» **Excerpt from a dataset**
---------------
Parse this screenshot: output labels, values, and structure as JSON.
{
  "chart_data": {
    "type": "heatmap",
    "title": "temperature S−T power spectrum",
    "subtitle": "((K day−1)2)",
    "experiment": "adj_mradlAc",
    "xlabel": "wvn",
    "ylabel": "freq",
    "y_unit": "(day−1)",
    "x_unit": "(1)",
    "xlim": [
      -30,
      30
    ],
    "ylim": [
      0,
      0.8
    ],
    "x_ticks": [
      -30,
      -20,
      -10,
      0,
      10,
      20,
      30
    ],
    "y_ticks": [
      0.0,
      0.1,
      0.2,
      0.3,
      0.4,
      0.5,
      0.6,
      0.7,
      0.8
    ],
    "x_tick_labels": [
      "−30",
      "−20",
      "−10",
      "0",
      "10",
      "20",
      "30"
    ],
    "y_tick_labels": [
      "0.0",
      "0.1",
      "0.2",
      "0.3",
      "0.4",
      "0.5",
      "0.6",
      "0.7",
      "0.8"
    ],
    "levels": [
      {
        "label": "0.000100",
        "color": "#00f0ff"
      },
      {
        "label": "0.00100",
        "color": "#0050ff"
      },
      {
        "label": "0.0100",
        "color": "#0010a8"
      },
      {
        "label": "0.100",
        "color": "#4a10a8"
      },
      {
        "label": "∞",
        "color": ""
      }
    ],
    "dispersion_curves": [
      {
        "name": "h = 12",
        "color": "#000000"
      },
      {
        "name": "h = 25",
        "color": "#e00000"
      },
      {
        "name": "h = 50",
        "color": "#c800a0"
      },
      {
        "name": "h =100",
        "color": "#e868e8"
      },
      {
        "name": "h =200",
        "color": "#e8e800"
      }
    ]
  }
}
---------------
» **EXERCISE INSTRUCTIONS**
In the data above, tally the lines holding "color" and answer with the figure only.

» **SOLUTION**
10